# The problem:
Output the entries below exactly as written, omitting pictures.

== Data lines

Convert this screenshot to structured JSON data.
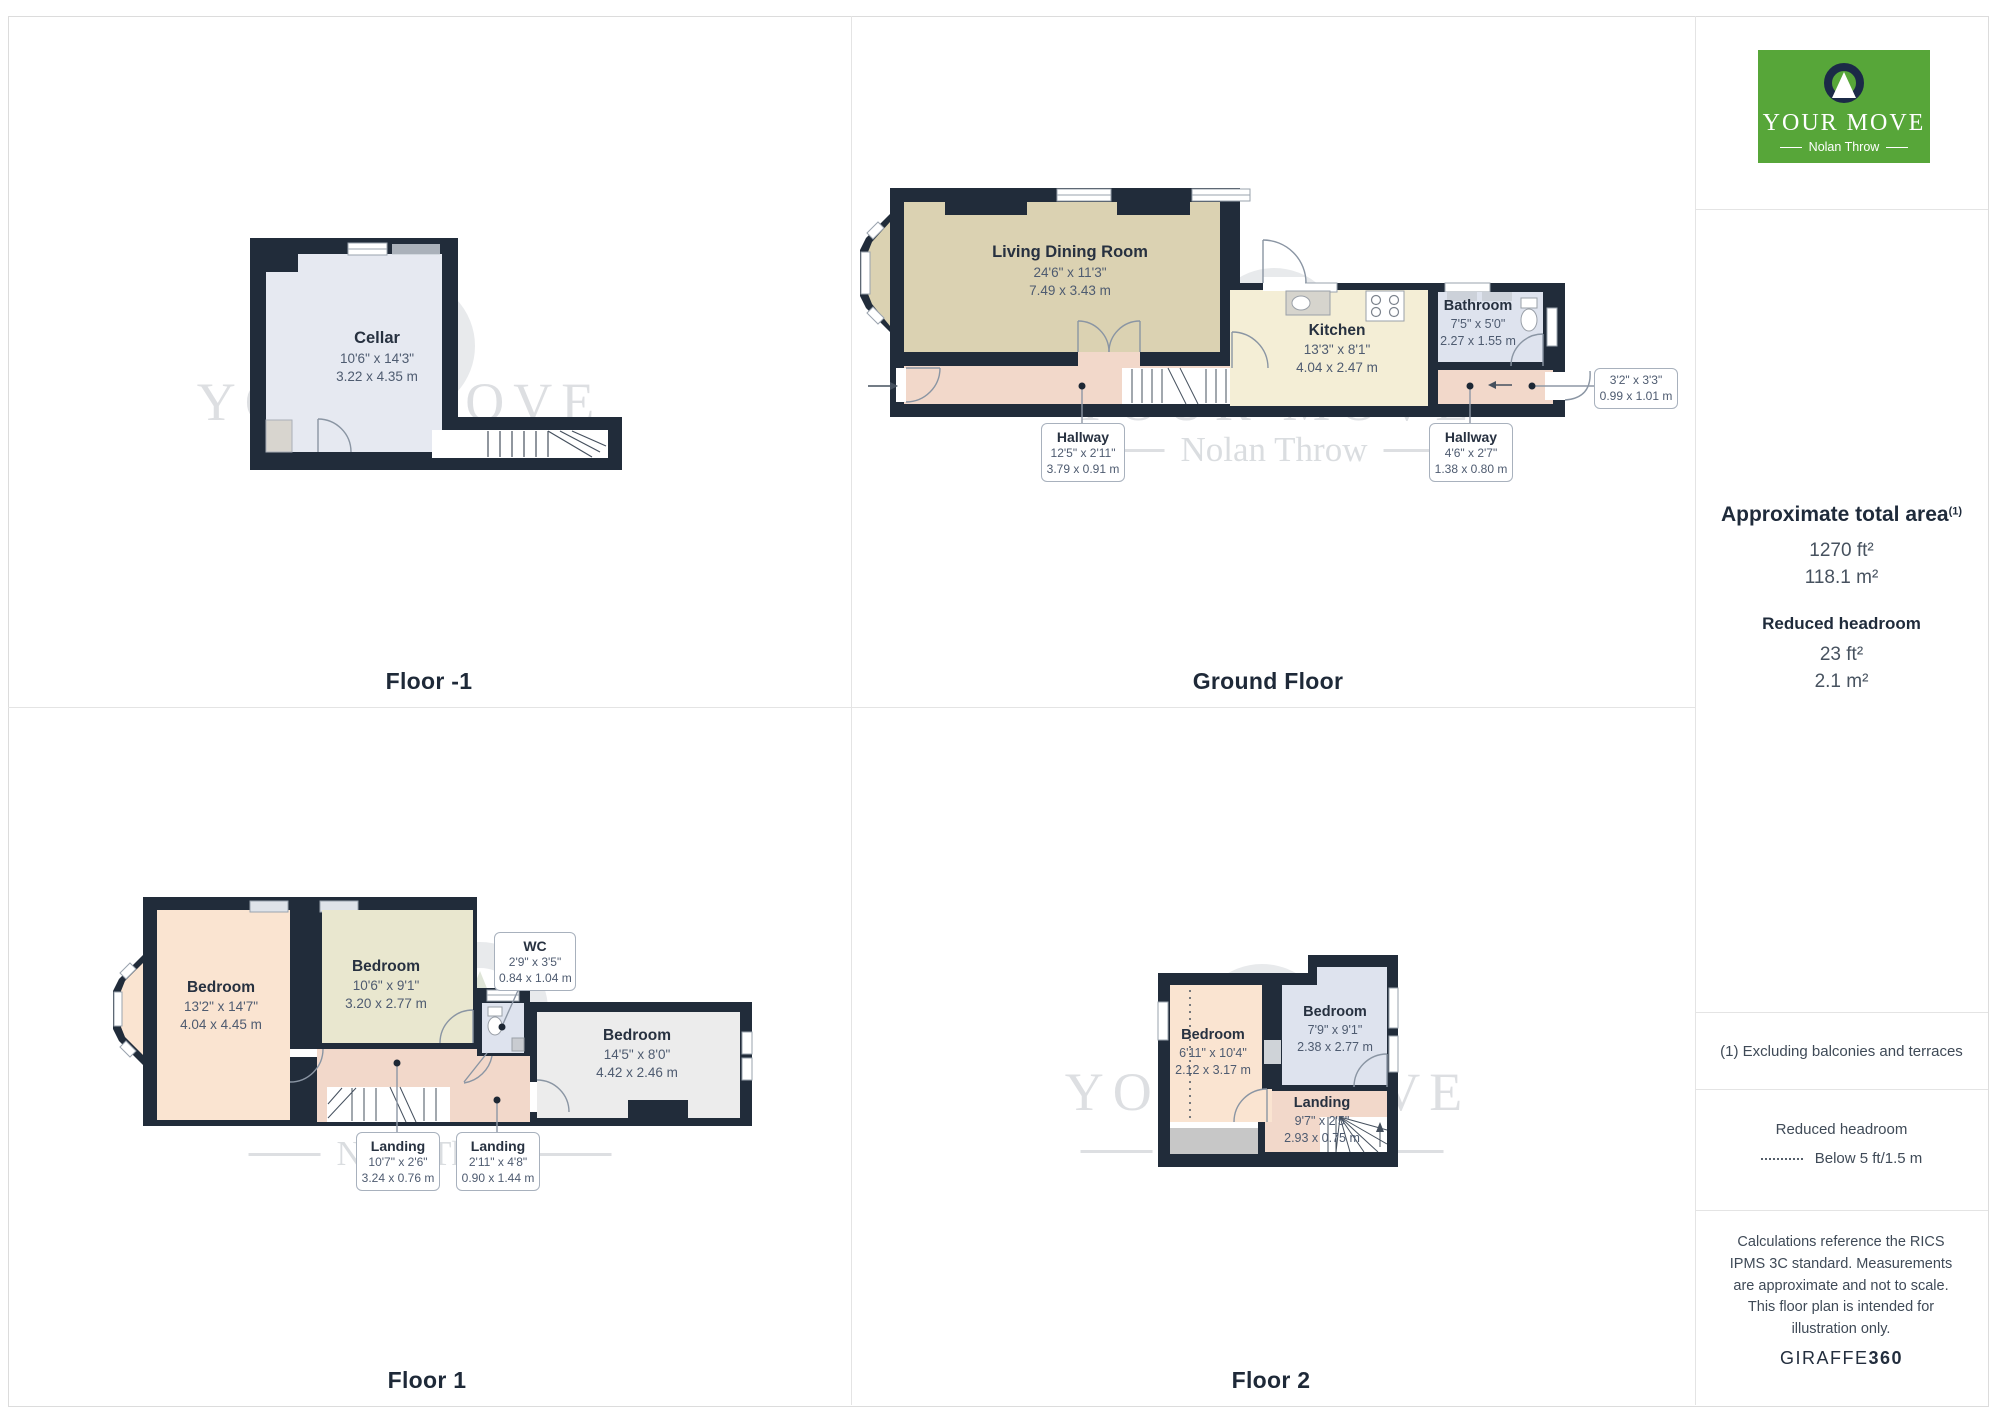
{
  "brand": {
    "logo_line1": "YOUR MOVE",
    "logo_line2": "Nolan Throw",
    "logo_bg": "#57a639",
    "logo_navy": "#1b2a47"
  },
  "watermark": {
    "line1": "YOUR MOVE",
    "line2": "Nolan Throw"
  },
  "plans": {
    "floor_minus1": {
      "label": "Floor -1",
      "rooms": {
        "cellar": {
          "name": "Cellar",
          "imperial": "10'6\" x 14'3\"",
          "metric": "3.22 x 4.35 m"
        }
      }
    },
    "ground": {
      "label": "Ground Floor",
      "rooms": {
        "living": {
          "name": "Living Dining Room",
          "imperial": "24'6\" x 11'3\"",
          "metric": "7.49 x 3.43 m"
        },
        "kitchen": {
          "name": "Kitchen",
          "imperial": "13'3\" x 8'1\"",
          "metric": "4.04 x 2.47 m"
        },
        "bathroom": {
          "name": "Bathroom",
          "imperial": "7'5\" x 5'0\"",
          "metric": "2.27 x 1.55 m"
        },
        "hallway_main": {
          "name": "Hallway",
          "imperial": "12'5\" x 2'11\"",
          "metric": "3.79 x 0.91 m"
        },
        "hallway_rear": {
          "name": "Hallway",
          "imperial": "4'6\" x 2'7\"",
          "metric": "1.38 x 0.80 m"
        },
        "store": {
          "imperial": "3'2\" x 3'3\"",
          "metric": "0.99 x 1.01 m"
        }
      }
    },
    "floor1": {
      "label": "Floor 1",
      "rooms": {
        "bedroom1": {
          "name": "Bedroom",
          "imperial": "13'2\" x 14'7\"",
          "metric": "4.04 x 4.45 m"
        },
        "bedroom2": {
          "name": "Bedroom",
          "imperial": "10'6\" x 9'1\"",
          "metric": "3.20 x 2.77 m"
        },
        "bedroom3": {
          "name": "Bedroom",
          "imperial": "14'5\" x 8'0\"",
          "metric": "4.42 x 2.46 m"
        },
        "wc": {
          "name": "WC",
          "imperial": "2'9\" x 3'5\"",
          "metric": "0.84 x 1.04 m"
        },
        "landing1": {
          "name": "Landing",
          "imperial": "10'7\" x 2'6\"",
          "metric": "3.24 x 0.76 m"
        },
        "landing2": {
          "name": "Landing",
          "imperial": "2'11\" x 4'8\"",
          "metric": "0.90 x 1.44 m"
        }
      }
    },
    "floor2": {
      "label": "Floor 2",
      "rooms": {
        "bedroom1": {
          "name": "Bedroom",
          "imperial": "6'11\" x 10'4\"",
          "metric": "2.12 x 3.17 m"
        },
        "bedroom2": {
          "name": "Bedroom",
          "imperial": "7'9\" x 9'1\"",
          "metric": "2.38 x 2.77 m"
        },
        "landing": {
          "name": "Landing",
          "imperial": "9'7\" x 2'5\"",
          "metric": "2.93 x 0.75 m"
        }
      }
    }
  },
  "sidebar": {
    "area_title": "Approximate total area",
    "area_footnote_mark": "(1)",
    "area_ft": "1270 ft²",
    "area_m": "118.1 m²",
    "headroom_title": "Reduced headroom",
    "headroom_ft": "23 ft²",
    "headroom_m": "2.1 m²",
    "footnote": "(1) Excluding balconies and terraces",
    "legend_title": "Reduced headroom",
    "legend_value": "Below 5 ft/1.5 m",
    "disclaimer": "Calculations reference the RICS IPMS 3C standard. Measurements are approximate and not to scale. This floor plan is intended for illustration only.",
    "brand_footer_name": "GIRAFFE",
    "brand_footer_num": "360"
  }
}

====

# Answer:
Convert this screenshot to structured JSON data.
{
  "brand": {
    "logo_line1": "YOUR MOVE",
    "logo_line2": "Nolan Throw",
    "logo_bg": "#57a639",
    "logo_navy": "#1b2a47"
  },
  "watermark": {
    "line1": "YOUR MOVE",
    "line2": "Nolan Throw"
  },
  "plans": {
    "floor_minus1": {
      "label": "Floor -1",
      "rooms": {
        "cellar": {
          "name": "Cellar",
          "imperial": "10'6\" x 14'3\"",
          "metric": "3.22 x 4.35 m"
        }
      }
    },
    "ground": {
      "label": "Ground Floor",
      "rooms": {
        "living": {
          "name": "Living Dining Room",
          "imperial": "24'6\" x 11'3\"",
          "metric": "7.49 x 3.43 m"
        },
        "kitchen": {
          "name": "Kitchen",
          "imperial": "13'3\" x 8'1\"",
          "metric": "4.04 x 2.47 m"
        },
        "bathroom": {
          "name": "Bathroom",
          "imperial": "7'5\" x 5'0\"",
          "metric": "2.27 x 1.55 m"
        },
        "hallway_main": {
          "name": "Hallway",
          "imperial": "12'5\" x 2'11\"",
          "metric": "3.79 x 0.91 m"
        },
        "hallway_rear": {
          "name": "Hallway",
          "imperial": "4'6\" x 2'7\"",
          "metric": "1.38 x 0.80 m"
        },
        "store": {
          "imperial": "3'2\" x 3'3\"",
          "metric": "0.99 x 1.01 m"
        }
      }
    },
    "floor1": {
      "label": "Floor 1",
      "rooms": {
        "bedroom1": {
          "name": "Bedroom",
          "imperial": "13'2\" x 14'7\"",
          "metric": "4.04 x 4.45 m"
        },
        "bedroom2": {
          "name": "Bedroom",
          "imperial": "10'6\" x 9'1\"",
          "metric": "3.20 x 2.77 m"
        },
        "bedroom3": {
          "name": "Bedroom",
          "imperial": "14'5\" x 8'0\"",
          "metric": "4.42 x 2.46 m"
        },
        "wc": {
          "name": "WC",
          "imperial": "2'9\" x 3'5\"",
          "metric": "0.84 x 1.04 m"
        },
        "landing1": {
          "name": "Landing",
          "imperial": "10'7\" x 2'6\"",
          "metric": "3.24 x 0.76 m"
        },
        "landing2": {
          "name": "Landing",
          "imperial": "2'11\" x 4'8\"",
          "metric": "0.90 x 1.44 m"
        }
      }
    },
    "floor2": {
      "label": "Floor 2",
      "rooms": {
        "bedroom1": {
          "name": "Bedroom",
          "imperial": "6'11\" x 10'4\"",
          "metric": "2.12 x 3.17 m"
        },
        "bedroom2": {
          "name": "Bedroom",
          "imperial": "7'9\" x 9'1\"",
          "metric": "2.38 x 2.77 m"
        },
        "landing": {
          "name": "Landing",
          "imperial": "9'7\" x 2'5\"",
          "metric": "2.93 x 0.75 m"
        }
      }
    }
  },
  "sidebar": {
    "area_title": "Approximate total area",
    "area_footnote_mark": "(1)",
    "area_ft": "1270 ft²",
    "area_m": "118.1 m²",
    "headroom_title": "Reduced headroom",
    "headroom_ft": "23 ft²",
    "headroom_m": "2.1 m²",
    "footnote": "(1) Excluding balconies and terraces",
    "legend_title": "Reduced headroom",
    "legend_value": "Below 5 ft/1.5 m",
    "disclaimer": "Calculations reference the RICS IPMS 3C standard. Measurements are approximate and not to scale. This floor plan is intended for illustration only.",
    "brand_footer_name": "GIRAFFE",
    "brand_footer_num": "360"
  }
}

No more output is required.